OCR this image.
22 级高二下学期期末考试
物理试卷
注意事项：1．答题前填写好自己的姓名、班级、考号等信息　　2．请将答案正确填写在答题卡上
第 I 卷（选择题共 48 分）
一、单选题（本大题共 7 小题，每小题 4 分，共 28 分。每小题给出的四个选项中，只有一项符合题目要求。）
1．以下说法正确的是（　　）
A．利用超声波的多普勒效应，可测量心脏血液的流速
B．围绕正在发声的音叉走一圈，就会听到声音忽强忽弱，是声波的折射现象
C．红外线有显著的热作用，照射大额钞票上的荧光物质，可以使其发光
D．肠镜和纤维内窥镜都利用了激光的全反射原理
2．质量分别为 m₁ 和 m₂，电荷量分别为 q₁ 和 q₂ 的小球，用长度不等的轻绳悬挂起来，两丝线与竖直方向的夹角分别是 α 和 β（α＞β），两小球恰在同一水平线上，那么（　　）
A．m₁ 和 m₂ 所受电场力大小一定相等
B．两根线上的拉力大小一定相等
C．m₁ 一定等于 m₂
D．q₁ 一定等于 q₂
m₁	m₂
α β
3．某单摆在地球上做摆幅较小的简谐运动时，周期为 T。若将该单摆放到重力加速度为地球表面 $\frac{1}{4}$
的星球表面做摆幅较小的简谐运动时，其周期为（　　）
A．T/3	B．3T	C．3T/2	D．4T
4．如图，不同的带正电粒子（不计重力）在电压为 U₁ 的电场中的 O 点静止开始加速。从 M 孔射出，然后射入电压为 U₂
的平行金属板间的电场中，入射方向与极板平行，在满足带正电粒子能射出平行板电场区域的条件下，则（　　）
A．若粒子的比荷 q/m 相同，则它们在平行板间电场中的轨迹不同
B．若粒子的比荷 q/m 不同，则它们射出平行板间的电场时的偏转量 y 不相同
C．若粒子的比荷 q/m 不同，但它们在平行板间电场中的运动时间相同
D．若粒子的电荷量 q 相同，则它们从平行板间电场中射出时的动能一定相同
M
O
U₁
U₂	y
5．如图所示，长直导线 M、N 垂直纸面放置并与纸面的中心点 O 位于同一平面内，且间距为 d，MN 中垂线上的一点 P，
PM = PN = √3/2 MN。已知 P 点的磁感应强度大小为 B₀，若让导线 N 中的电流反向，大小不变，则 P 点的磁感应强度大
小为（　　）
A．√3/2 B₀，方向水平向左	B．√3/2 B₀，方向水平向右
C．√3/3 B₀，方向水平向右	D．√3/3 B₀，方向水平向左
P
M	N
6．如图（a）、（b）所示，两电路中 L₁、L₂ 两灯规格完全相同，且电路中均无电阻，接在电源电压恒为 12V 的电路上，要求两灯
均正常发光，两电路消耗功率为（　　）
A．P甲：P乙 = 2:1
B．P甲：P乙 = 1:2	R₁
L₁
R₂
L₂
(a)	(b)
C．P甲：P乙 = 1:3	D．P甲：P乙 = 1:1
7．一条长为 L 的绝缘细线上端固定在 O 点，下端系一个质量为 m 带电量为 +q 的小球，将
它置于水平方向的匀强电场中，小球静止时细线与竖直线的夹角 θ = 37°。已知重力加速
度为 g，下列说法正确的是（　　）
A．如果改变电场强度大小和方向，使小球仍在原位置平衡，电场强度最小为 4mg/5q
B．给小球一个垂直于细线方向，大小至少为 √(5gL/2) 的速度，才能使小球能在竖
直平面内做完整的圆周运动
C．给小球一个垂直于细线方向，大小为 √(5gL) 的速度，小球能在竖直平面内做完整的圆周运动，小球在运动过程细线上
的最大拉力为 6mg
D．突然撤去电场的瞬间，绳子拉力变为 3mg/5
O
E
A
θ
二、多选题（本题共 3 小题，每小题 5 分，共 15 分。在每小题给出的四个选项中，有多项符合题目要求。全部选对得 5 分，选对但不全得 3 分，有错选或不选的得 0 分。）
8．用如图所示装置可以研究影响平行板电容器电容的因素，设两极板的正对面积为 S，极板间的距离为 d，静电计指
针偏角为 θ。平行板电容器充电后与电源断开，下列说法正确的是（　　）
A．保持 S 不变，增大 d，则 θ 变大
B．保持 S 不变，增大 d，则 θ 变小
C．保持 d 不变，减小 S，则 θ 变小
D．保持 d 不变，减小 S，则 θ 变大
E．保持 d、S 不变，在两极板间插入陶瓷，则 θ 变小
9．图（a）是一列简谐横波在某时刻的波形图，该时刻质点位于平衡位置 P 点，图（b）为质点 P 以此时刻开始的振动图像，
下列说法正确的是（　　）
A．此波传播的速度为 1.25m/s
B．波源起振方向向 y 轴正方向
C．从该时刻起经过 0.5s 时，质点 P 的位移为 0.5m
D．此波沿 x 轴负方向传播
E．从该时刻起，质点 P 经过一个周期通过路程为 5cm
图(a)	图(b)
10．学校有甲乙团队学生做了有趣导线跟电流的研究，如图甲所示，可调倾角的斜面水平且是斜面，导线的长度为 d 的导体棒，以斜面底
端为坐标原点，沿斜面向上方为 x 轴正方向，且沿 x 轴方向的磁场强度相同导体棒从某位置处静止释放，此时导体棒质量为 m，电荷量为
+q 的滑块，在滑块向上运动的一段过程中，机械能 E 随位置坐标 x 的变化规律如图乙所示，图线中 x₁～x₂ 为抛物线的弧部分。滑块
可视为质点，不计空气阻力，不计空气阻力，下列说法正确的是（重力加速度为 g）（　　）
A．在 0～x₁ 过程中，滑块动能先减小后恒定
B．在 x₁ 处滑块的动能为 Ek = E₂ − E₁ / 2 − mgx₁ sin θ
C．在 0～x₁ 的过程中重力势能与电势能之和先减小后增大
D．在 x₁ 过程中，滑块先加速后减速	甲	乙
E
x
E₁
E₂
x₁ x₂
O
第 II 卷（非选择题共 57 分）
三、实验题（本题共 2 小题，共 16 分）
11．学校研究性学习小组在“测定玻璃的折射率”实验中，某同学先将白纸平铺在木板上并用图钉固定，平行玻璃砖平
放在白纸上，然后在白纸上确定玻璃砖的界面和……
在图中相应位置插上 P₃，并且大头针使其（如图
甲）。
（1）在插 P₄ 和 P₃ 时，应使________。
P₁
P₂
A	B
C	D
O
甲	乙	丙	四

• _EXERCISE TASK_:
Give the records above again, word for word.

• _EXERCISE RESPONSE_:
OCR this image.
22 级高二下学期期末考试
物理试卷
注意事项：1．答题前填写好自己的姓名、班级、考号等信息　　2．请将答案正确填写在答题卡上
第 I 卷（选择题共 48 分）
一、单选题（本大题共 7 小题，每小题 4 分，共 28 分。每小题给出的四个选项中，只有一项符合题目要求。）
1．以下说法正确的是（　　）
A．利用超声波的多普勒效应，可测量心脏血液的流速
B．围绕正在发声的音叉走一圈，就会听到声音忽强忽弱，是声波的折射现象
C．红外线有显著的热作用，照射大额钞票上的荧光物质，可以使其发光
D．肠镜和纤维内窥镜都利用了激光的全反射原理
2．质量分别为 m₁ 和 m₂，电荷量分别为 q₁ 和 q₂ 的小球，用长度不等的轻绳悬挂起来，两丝线与竖直方向的夹角分别是 α 和 β（α＞β），两小球恰在同一水平线上，那么（　　）
A．m₁ 和 m₂ 所受电场力大小一定相等
B．两根线上的拉力大小一定相等
C．m₁ 一定等于 m₂
D．q₁ 一定等于 q₂
m₁	m₂
α β
3．某单摆在地球上做摆幅较小的简谐运动时，周期为 T。若将该单摆放到重力加速度为地球表面 $\frac{1}{4}$
的星球表面做摆幅较小的简谐运动时，其周期为（　　）
A．T/3	B．3T	C．3T/2	D．4T
4．如图，不同的带正电粒子（不计重力）在电压为 U₁ 的电场中的 O 点静止开始加速。从 M 孔射出，然后射入电压为 U₂
的平行金属板间的电场中，入射方向与极板平行，在满足带正电粒子能射出平行板电场区域的条件下，则（　　）
A．若粒子的比荷 q/m 相同，则它们在平行板间电场中的轨迹不同
B．若粒子的比荷 q/m 不同，则它们射出平行板间的电场时的偏转量 y 不相同
C．若粒子的比荷 q/m 不同，但它们在平行板间电场中的运动时间相同
D．若粒子的电荷量 q 相同，则它们从平行板间电场中射出时的动能一定相同
M
O
U₁
U₂	y
5．如图所示，长直导线 M、N 垂直纸面放置并与纸面的中心点 O 位于同一平面内，且间距为 d，MN 中垂线上的一点 P，
PM = PN = √3/2 MN。已知 P 点的磁感应强度大小为 B₀，若让导线 N 中的电流反向，大小不变，则 P 点的磁感应强度大
小为（　　）
A．√3/2 B₀，方向水平向左	B．√3/2 B₀，方向水平向右
C．√3/3 B₀，方向水平向右	D．√3/3 B₀，方向水平向左
P
M	N
6．如图（a）、（b）所示，两电路中 L₁、L₂ 两灯规格完全相同，且电路中均无电阻，接在电源电压恒为 12V 的电路上，要求两灯
均正常发光，两电路消耗功率为（　　）
A．P甲：P乙 = 2:1
B．P甲：P乙 = 1:2	R₁
L₁
R₂
L₂
(a)	(b)
C．P甲：P乙 = 1:3	D．P甲：P乙 = 1:1
7．一条长为 L 的绝缘细线上端固定在 O 点，下端系一个质量为 m 带电量为 +q 的小球，将
它置于水平方向的匀强电场中，小球静止时细线与竖直线的夹角 θ = 37°。已知重力加速
度为 g，下列说法正确的是（　　）
A．如果改变电场强度大小和方向，使小球仍在原位置平衡，电场强度最小为 4mg/5q
B．给小球一个垂直于细线方向，大小至少为 √(5gL/2) 的速度，才能使小球能在竖
直平面内做完整的圆周运动
C．给小球一个垂直于细线方向，大小为 √(5gL) 的速度，小球能在竖直平面内做完整的圆周运动，小球在运动过程细线上
的最大拉力为 6mg
D．突然撤去电场的瞬间，绳子拉力变为 3mg/5
O
E
A
θ
二、多选题（本题共 3 小题，每小题 5 分，共 15 分。在每小题给出的四个选项中，有多项符合题目要求。全部选对得 5 分，选对但不全得 3 分，有错选或不选的得 0 分。）
8．用如图所示装置可以研究影响平行板电容器电容的因素，设两极板的正对面积为 S，极板间的距离为 d，静电计指
针偏角为 θ。平行板电容器充电后与电源断开，下列说法正确的是（　　）
A．保持 S 不变，增大 d，则 θ 变大
B．保持 S 不变，增大 d，则 θ 变小
C．保持 d 不变，减小 S，则 θ 变小
D．保持 d 不变，减小 S，则 θ 变大
E．保持 d、S 不变，在两极板间插入陶瓷，则 θ 变小
9．图（a）是一列简谐横波在某时刻的波形图，该时刻质点位于平衡位置 P 点，图（b）为质点 P 以此时刻开始的振动图像，
下列说法正确的是（　　）
A．此波传播的速度为 1.25m/s
B．波源起振方向向 y 轴正方向
C．从该时刻起经过 0.5s 时，质点 P 的位移为 0.5m
D．此波沿 x 轴负方向传播
E．从该时刻起，质点 P 经过一个周期通过路程为 5cm
图(a)	图(b)
10．学校有甲乙团队学生做了有趣导线跟电流的研究，如图甲所示，可调倾角的斜面水平且是斜面，导线的长度为 d 的导体棒，以斜面底
端为坐标原点，沿斜面向上方为 x 轴正方向，且沿 x 轴方向的磁场强度相同导体棒从某位置处静止释放，此时导体棒质量为 m，电荷量为
+q 的滑块，在滑块向上运动的一段过程中，机械能 E 随位置坐标 x 的变化规律如图乙所示，图线中 x₁～x₂ 为抛物线的弧部分。滑块
可视为质点，不计空气阻力，不计空气阻力，下列说法正确的是（重力加速度为 g）（　　）
A．在 0～x₁ 过程中，滑块动能先减小后恒定
B．在 x₁ 处滑块的动能为 Ek = E₂ − E₁ / 2 − mgx₁ sin θ
C．在 0～x₁ 的过程中重力势能与电势能之和先减小后增大
D．在 x₁ 过程中，滑块先加速后减速	甲	乙
E
x
E₁
E₂
x₁ x₂
O
第 II 卷（非选择题共 57 分）
三、实验题（本题共 2 小题，共 16 分）
11．学校研究性学习小组在“测定玻璃的折射率”实验中，某同学先将白纸平铺在木板上并用图钉固定，平行玻璃砖平
放在白纸上，然后在白纸上确定玻璃砖的界面和……
在图中相应位置插上 P₃，并且大头针使其（如图
甲）。
（1）在插 P₄ 和 P₃ 时，应使________。
P₁
P₂
A	B
C	D
O
甲	乙	丙	四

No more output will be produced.